**GOAL**
Pick out each line of the records in which the word "Network" appears.

**DATA SHOWN**
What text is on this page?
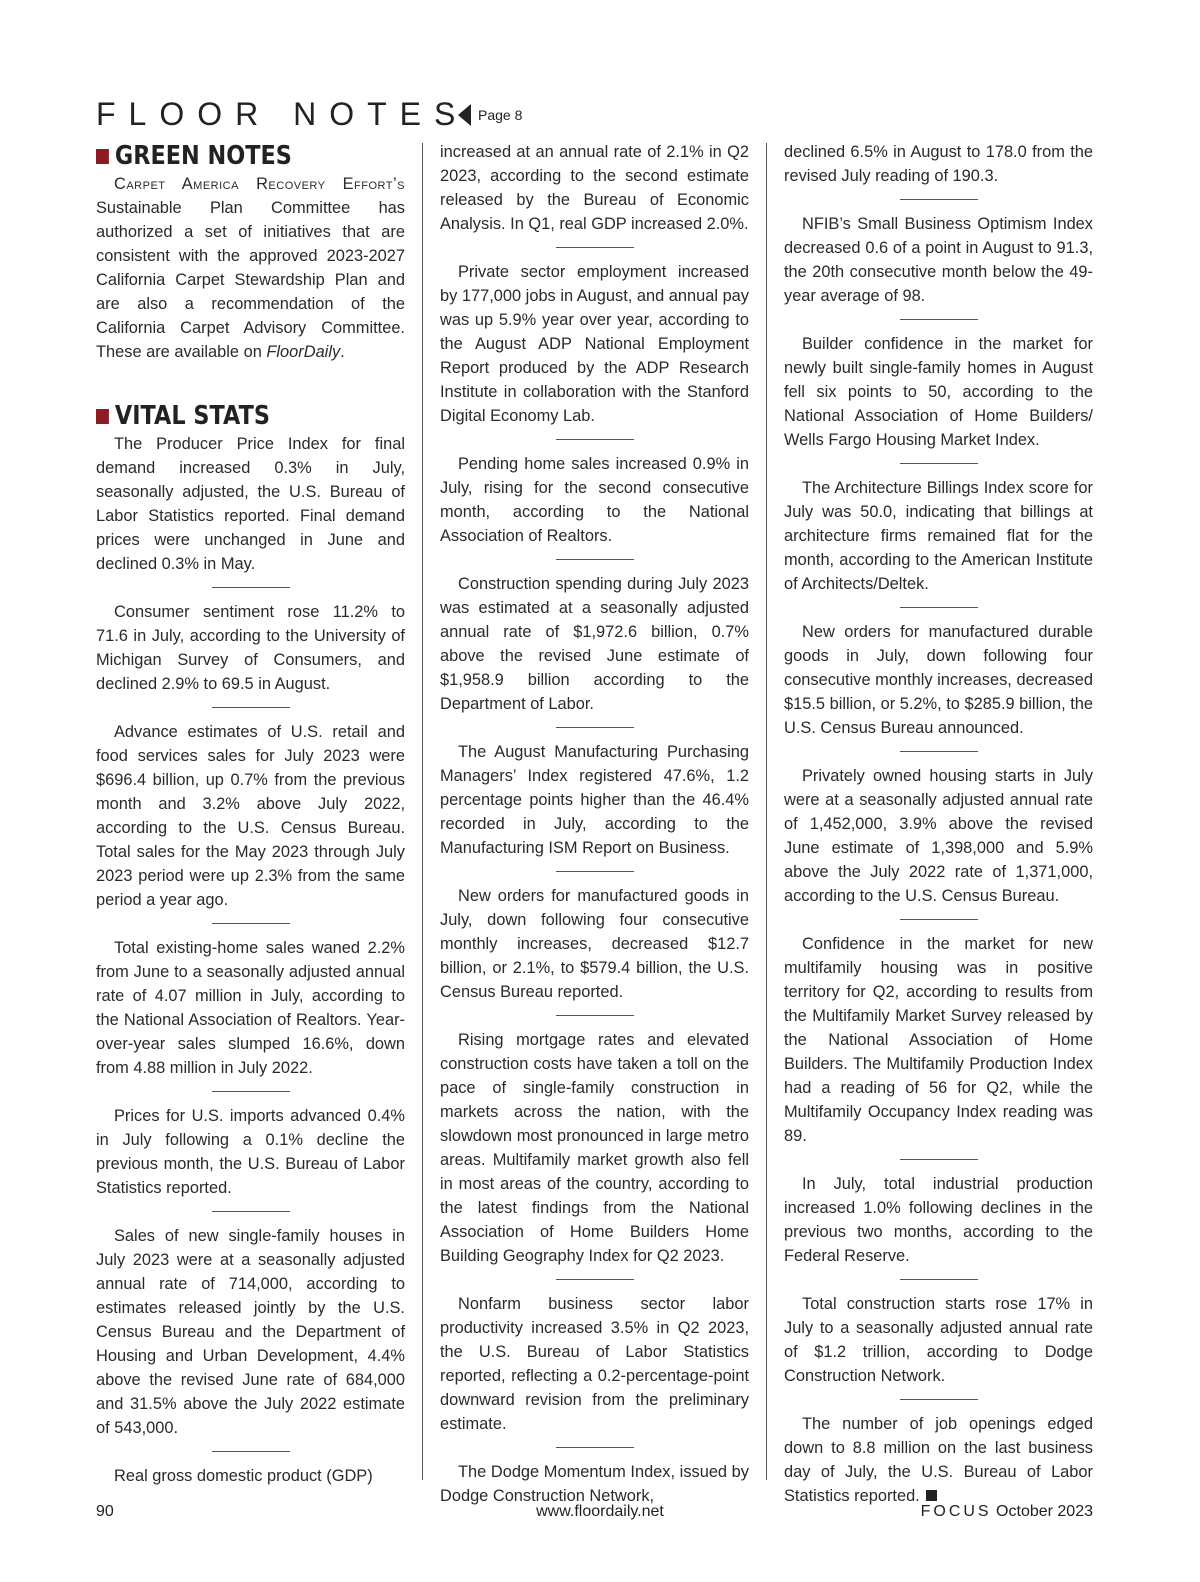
FLOOR NOTES Page 8
GREEN NOTES

Carpet America Recovery Effort’s Sustainable Plan Committee has authorized a set of initiatives that are consistent with the approved 2023-2027 California Carpet Stewardship Plan and are also a recommendation of the California Carpet Advisory Committee. These are available on FloorDaily.

VITAL STATS

The Producer Price Index for final demand increased 0.3% in July, seasonally adjusted, the U.S. Bureau of Labor Statistics reported. Final demand prices were unchanged in June and declined 0.3% in May.

Consumer sentiment rose 11.2% to 71.6 in July, according to the University of Michigan Survey of Consumers, and declined 2.9% to 69.5 in August.

Advance estimates of U.S. retail and food services sales for July 2023 were $696.4 billion, up 0.7% from the previous month and 3.2% above July 2022, according to the U.S. Census Bureau. Total sales for the May 2023 through July 2023 period were up 2.3% from the same period a year ago.

Total existing-home sales waned 2.2% from June to a seasonally adjusted annual rate of 4.07 million in July, according to the National Association of Realtors. Year-over-year sales slumped 16.6%, down from 4.88 million in July 2022.

Prices for U.S. imports advanced 0.4% in July following a 0.1% decline the previous month, the U.S. Bureau of Labor Statistics reported.

Sales of new single-family houses in July 2023 were at a seasonally adjusted annual rate of 714,000, according to estimates released jointly by the U.S. Census Bureau and the Department of Housing and Urban Development, 4.4% above the revised June rate of 684,000 and 31.5% above the July 2022 estimate of 543,000.

Real gross domestic product (GDP)

increased at an annual rate of 2.1% in Q2 2023, according to the second estimate released by the Bureau of Economic Analysis. In Q1, real GDP increased 2.0%.

Private sector employment increased by 177,000 jobs in August, and annual pay was up 5.9% year over year, according to the August ADP National Employment Report produced by the ADP Research Institute in collaboration with the Stanford Digital Economy Lab.

Pending home sales increased 0.9% in July, rising for the second consecutive month, according to the National Association of Realtors.

Construction spending during July 2023 was estimated at a seasonally adjusted annual rate of $1,972.6 billion, 0.7% above the revised June estimate of $1,958.9 billion according to the Department of Labor.

The August Manufacturing Purchasing Managers’ Index registered 47.6%, 1.2 percentage points higher than the 46.4% recorded in July, according to the Manufacturing ISM Report on Business.

New orders for manufactured goods in July, down following four consecutive monthly increases, decreased $12.7 billion, or 2.1%, to $579.4 billion, the U.S. Census Bureau reported.

Rising mortgage rates and elevated construction costs have taken a toll on the pace of single-family construction in markets across the nation, with the slowdown most pronounced in large metro areas. Multifamily market growth also fell in most areas of the country, according to the latest findings from the National Association of Home Builders Home Building Geography Index for Q2 2023.

Nonfarm business sector labor productivity increased 3.5% in Q2 2023, the U.S. Bureau of Labor Statistics reported, reflecting a 0.2-percentage-point downward revision from the preliminary estimate.

The Dodge Momentum Index, issued by Dodge Construction Network,

declined 6.5% in August to 178.0 from the revised July reading of 190.3.

NFIB’s Small Business Optimism Index decreased 0.6 of a point in August to 91.3, the 20th consecutive month below the 49-year average of 98.

Builder confidence in the market for newly built single-family homes in August fell six points to 50, according to the National Association of Home Builders/ Wells Fargo Housing Market Index.

The Architecture Billings Index score for July was 50.0, indicating that billings at architecture firms remained flat for the month, according to the American Institute of Architects/Deltek.

New orders for manufactured durable goods in July, down following four consecutive monthly increases, decreased $15.5 billion, or 5.2%, to $285.9 billion, the U.S. Census Bureau announced.

Privately owned housing starts in July were at a seasonally adjusted annual rate of 1,452,000, 3.9% above the revised June estimate of 1,398,000 and 5.9% above the July 2022 rate of 1,371,000, according to the U.S. Census Bureau.

Confidence in the market for new multifamily housing was in positive territory for Q2, according to results from the Multifamily Market Survey released by the National Association of Home Builders. The Multifamily Production Index had a reading of 56 for Q2, while the Multifamily Occupancy Index reading was 89.

In July, total industrial production increased 1.0% following declines in the previous two months, according to the Federal Reserve.

Total construction starts rose 17% in July to a seasonally adjusted annual rate of $1.2 trillion, according to Dodge Construction Network.

The number of job openings edged down to 8.8 million on the last business day of July, the U.S. Bureau of Labor Statistics reported.

90	www.floordaily.net	FOCUS October 2023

**SOLVED PROBLEM**
The Dodge Momentum Index, issued by Dodge Construction Network,
Total construction starts rose 17% in July to a seasonally adjusted annual rate of $1.2 trillion, according to Dodge Construction Network.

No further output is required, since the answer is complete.